WHAT IS EXPECTED - Set down every entry again word for word, please, but skip the pictures.

◇ ◇ ◇ ◇

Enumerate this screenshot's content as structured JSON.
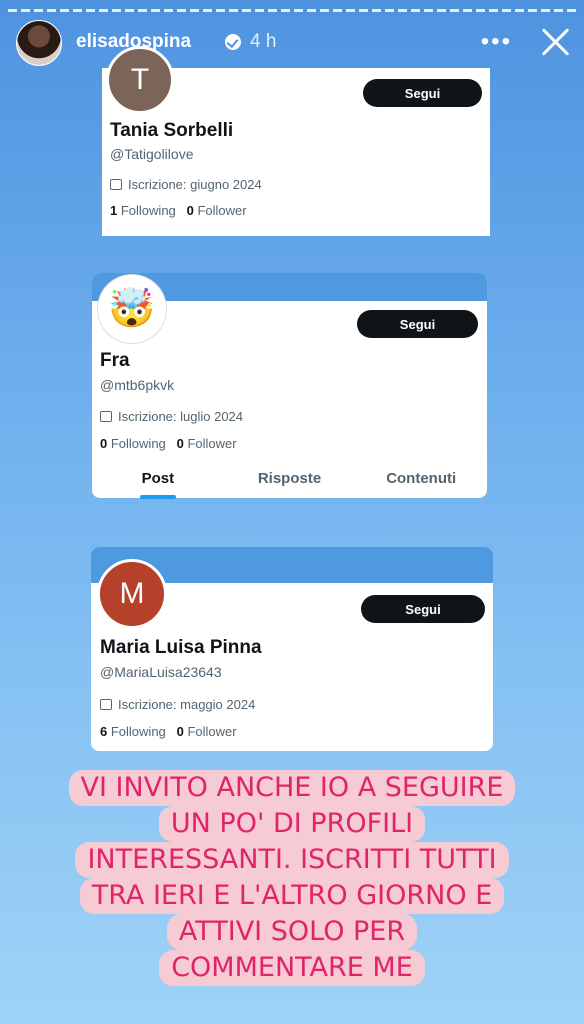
{
  "story": {
    "username": "elisadospina",
    "time": "4 h"
  },
  "cards": [
    {
      "initial": "T",
      "follow_label": "Segui",
      "name": "Tania Sorbelli",
      "handle": "@Tatigolilove",
      "joined": "Iscrizione: giugno 2024",
      "following_count": "1",
      "following_label": "Following",
      "follower_count": "0",
      "follower_label": "Follower"
    },
    {
      "emoji": "🤯",
      "follow_label": "Segui",
      "name": "Fra",
      "handle": "@mtb6pkvk",
      "joined": "Iscrizione: luglio 2024",
      "following_count": "0",
      "following_label": "Following",
      "follower_count": "0",
      "follower_label": "Follower",
      "tabs": [
        "Post",
        "Risposte",
        "Contenuti"
      ]
    },
    {
      "initial": "M",
      "follow_label": "Segui",
      "name": "Maria Luisa Pinna",
      "handle": "@MariaLuisa23643",
      "joined": "Iscrizione: maggio 2024",
      "following_count": "6",
      "following_label": "Following",
      "follower_count": "0",
      "follower_label": "Follower"
    }
  ],
  "caption_lines": [
    "VI INVITO ANCHE IO A SEGUIRE",
    "UN PO' DI PROFILI",
    "INTERESSANTI. ISCRITTI TUTTI",
    "TRA IERI E L'ALTRO GIORNO E",
    "ATTIVI SOLO PER",
    "COMMENTARE ME"
  ],
  "colors": {
    "banner": "#4f99e0",
    "caption_bg": "#f7cbd3",
    "caption_text": "#e0246a",
    "pfp_t": "#7a6558",
    "pfp_m": "#b5412a"
  }
}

◇ ◇ ◇ ◇

EXERCISE RESULT -
Enumerate this screenshot's content as structured JSON.
{
  "story": {
    "username": "elisadospina",
    "time": "4 h"
  },
  "cards": [
    {
      "initial": "T",
      "follow_label": "Segui",
      "name": "Tania Sorbelli",
      "handle": "@Tatigolilove",
      "joined": "Iscrizione: giugno 2024",
      "following_count": "1",
      "following_label": "Following",
      "follower_count": "0",
      "follower_label": "Follower"
    },
    {
      "emoji": "🤯",
      "follow_label": "Segui",
      "name": "Fra",
      "handle": "@mtb6pkvk",
      "joined": "Iscrizione: luglio 2024",
      "following_count": "0",
      "following_label": "Following",
      "follower_count": "0",
      "follower_label": "Follower",
      "tabs": [
        "Post",
        "Risposte",
        "Contenuti"
      ]
    },
    {
      "initial": "M",
      "follow_label": "Segui",
      "name": "Maria Luisa Pinna",
      "handle": "@MariaLuisa23643",
      "joined": "Iscrizione: maggio 2024",
      "following_count": "6",
      "following_label": "Following",
      "follower_count": "0",
      "follower_label": "Follower"
    }
  ],
  "caption_lines": [
    "VI INVITO ANCHE IO A SEGUIRE",
    "UN PO' DI PROFILI",
    "INTERESSANTI. ISCRITTI TUTTI",
    "TRA IERI E L'ALTRO GIORNO E",
    "ATTIVI SOLO PER",
    "COMMENTARE ME"
  ],
  "colors": {
    "banner": "#4f99e0",
    "caption_bg": "#f7cbd3",
    "caption_text": "#e0246a",
    "pfp_t": "#7a6558",
    "pfp_m": "#b5412a"
  }
}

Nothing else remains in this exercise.